Exercise objective = Extract the complete listing and repeat it word for word.
[START OF The data]
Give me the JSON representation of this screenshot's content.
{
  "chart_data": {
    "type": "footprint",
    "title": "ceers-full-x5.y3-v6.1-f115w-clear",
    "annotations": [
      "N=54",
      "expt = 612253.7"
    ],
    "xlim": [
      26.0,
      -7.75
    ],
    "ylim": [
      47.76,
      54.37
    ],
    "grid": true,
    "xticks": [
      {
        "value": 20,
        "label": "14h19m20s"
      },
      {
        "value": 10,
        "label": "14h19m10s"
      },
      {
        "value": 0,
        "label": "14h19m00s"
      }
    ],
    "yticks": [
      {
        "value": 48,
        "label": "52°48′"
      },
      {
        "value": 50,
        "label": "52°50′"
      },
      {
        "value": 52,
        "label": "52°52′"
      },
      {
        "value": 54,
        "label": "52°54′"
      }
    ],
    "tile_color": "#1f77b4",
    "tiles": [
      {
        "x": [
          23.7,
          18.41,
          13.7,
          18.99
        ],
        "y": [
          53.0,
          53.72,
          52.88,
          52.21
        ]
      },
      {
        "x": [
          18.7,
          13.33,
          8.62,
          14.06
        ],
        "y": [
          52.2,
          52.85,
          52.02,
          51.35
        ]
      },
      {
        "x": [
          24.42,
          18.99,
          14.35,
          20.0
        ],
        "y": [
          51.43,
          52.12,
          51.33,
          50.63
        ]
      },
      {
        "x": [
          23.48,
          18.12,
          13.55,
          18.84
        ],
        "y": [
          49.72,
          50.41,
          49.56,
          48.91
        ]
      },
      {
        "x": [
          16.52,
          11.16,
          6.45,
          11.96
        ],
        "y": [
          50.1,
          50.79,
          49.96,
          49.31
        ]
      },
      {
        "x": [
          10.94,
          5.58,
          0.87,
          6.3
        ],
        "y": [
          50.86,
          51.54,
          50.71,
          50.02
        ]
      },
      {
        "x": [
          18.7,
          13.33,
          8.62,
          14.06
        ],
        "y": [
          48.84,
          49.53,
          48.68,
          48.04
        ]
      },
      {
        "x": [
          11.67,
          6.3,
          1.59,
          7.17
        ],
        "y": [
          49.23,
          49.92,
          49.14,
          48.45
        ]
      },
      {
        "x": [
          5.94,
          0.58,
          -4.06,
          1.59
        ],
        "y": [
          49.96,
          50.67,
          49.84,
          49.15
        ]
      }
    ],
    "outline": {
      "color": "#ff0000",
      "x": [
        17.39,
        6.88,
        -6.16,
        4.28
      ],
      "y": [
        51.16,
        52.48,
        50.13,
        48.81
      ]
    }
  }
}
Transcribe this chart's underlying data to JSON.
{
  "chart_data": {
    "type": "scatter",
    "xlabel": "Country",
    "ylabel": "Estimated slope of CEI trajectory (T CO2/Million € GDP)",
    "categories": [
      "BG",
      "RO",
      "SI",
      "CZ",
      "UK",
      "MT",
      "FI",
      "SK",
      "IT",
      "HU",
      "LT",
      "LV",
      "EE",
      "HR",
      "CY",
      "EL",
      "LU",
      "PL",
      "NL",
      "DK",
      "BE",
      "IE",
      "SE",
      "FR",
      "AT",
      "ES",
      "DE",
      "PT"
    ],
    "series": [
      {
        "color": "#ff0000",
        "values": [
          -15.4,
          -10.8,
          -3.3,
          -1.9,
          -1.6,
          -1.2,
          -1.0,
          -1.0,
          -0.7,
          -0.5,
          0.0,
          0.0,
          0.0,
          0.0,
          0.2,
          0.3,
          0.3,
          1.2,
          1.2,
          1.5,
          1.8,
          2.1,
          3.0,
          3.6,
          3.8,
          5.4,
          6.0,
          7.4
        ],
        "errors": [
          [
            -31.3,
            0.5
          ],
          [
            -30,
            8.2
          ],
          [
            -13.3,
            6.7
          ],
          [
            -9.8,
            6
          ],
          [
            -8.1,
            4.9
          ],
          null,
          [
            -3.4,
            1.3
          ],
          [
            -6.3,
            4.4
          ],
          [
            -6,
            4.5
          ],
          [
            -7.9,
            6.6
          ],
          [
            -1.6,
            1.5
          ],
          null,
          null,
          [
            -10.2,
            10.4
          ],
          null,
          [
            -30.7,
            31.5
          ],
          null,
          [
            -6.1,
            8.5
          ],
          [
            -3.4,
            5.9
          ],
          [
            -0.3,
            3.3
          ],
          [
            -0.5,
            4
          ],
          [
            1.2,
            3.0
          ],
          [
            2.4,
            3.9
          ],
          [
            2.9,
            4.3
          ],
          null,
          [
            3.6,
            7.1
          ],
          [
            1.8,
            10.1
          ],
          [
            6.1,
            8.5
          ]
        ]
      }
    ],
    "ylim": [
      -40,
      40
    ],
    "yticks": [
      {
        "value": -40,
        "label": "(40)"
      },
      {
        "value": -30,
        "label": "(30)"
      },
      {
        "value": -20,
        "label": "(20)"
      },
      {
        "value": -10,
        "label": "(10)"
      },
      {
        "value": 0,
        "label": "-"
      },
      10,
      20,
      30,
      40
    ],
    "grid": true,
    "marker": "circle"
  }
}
[END OF The data]
Reply to the exercise =
Give me the JSON representation of this screenshot's content.
{
  "chart_data": {
    "type": "footprint",
    "title": "ceers-full-x5.y3-v6.1-f115w-clear",
    "annotations": [
      "N=54",
      "expt = 612253.7"
    ],
    "xlim": [
      26.0,
      -7.75
    ],
    "ylim": [
      47.76,
      54.37
    ],
    "grid": true,
    "xticks": [
      {
        "value": 20,
        "label": "14h19m20s"
      },
      {
        "value": 10,
        "label": "14h19m10s"
      },
      {
        "value": 0,
        "label": "14h19m00s"
      }
    ],
    "yticks": [
      {
        "value": 48,
        "label": "52°48′"
      },
      {
        "value": 50,
        "label": "52°50′"
      },
      {
        "value": 52,
        "label": "52°52′"
      },
      {
        "value": 54,
        "label": "52°54′"
      }
    ],
    "tile_color": "#1f77b4",
    "tiles": [
      {
        "x": [
          23.7,
          18.41,
          13.7,
          18.99
        ],
        "y": [
          53.0,
          53.72,
          52.88,
          52.21
        ]
      },
      {
        "x": [
          18.7,
          13.33,
          8.62,
          14.06
        ],
        "y": [
          52.2,
          52.85,
          52.02,
          51.35
        ]
      },
      {
        "x": [
          24.42,
          18.99,
          14.35,
          20.0
        ],
        "y": [
          51.43,
          52.12,
          51.33,
          50.63
        ]
      },
      {
        "x": [
          23.48,
          18.12,
          13.55,
          18.84
        ],
        "y": [
          49.72,
          50.41,
          49.56,
          48.91
        ]
      },
      {
        "x": [
          16.52,
          11.16,
          6.45,
          11.96
        ],
        "y": [
          50.1,
          50.79,
          49.96,
          49.31
        ]
      },
      {
        "x": [
          10.94,
          5.58,
          0.87,
          6.3
        ],
        "y": [
          50.86,
          51.54,
          50.71,
          50.02
        ]
      },
      {
        "x": [
          18.7,
          13.33,
          8.62,
          14.06
        ],
        "y": [
          48.84,
          49.53,
          48.68,
          48.04
        ]
      },
      {
        "x": [
          11.67,
          6.3,
          1.59,
          7.17
        ],
        "y": [
          49.23,
          49.92,
          49.14,
          48.45
        ]
      },
      {
        "x": [
          5.94,
          0.58,
          -4.06,
          1.59
        ],
        "y": [
          49.96,
          50.67,
          49.84,
          49.15
        ]
      }
    ],
    "outline": {
      "color": "#ff0000",
      "x": [
        17.39,
        6.88,
        -6.16,
        4.28
      ],
      "y": [
        51.16,
        52.48,
        50.13,
        48.81
      ]
    }
  }
}
Transcribe this chart's underlying data to JSON.
{
  "chart_data": {
    "type": "scatter",
    "xlabel": "Country",
    "ylabel": "Estimated slope of CEI trajectory (T CO2/Million € GDP)",
    "categories": [
      "BG",
      "RO",
      "SI",
      "CZ",
      "UK",
      "MT",
      "FI",
      "SK",
      "IT",
      "HU",
      "LT",
      "LV",
      "EE",
      "HR",
      "CY",
      "EL",
      "LU",
      "PL",
      "NL",
      "DK",
      "BE",
      "IE",
      "SE",
      "FR",
      "AT",
      "ES",
      "DE",
      "PT"
    ],
    "series": [
      {
        "color": "#ff0000",
        "values": [
          -15.4,
          -10.8,
          -3.3,
          -1.9,
          -1.6,
          -1.2,
          -1.0,
          -1.0,
          -0.7,
          -0.5,
          0.0,
          0.0,
          0.0,
          0.0,
          0.2,
          0.3,
          0.3,
          1.2,
          1.2,
          1.5,
          1.8,
          2.1,
          3.0,
          3.6,
          3.8,
          5.4,
          6.0,
          7.4
        ],
        "errors": [
          [
            -31.3,
            0.5
          ],
          [
            -30,
            8.2
          ],
          [
            -13.3,
            6.7
          ],
          [
            -9.8,
            6
          ],
          [
            -8.1,
            4.9
          ],
          null,
          [
            -3.4,
            1.3
          ],
          [
            -6.3,
            4.4
          ],
          [
            -6,
            4.5
          ],
          [
            -7.9,
            6.6
          ],
          [
            -1.6,
            1.5
          ],
          null,
          null,
          [
            -10.2,
            10.4
          ],
          null,
          [
            -30.7,
            31.5
          ],
          null,
          [
            -6.1,
            8.5
          ],
          [
            -3.4,
            5.9
          ],
          [
            -0.3,
            3.3
          ],
          [
            -0.5,
            4
          ],
          [
            1.2,
            3.0
          ],
          [
            2.4,
            3.9
          ],
          [
            2.9,
            4.3
          ],
          null,
          [
            3.6,
            7.1
          ],
          [
            1.8,
            10.1
          ],
          [
            6.1,
            8.5
          ]
        ]
      }
    ],
    "ylim": [
      -40,
      40
    ],
    "yticks": [
      {
        "value": -40,
        "label": "(40)"
      },
      {
        "value": -30,
        "label": "(30)"
      },
      {
        "value": -20,
        "label": "(20)"
      },
      {
        "value": -10,
        "label": "(10)"
      },
      {
        "value": 0,
        "label": "-"
      },
      10,
      20,
      30,
      40
    ],
    "grid": true,
    "marker": "circle"
  }
}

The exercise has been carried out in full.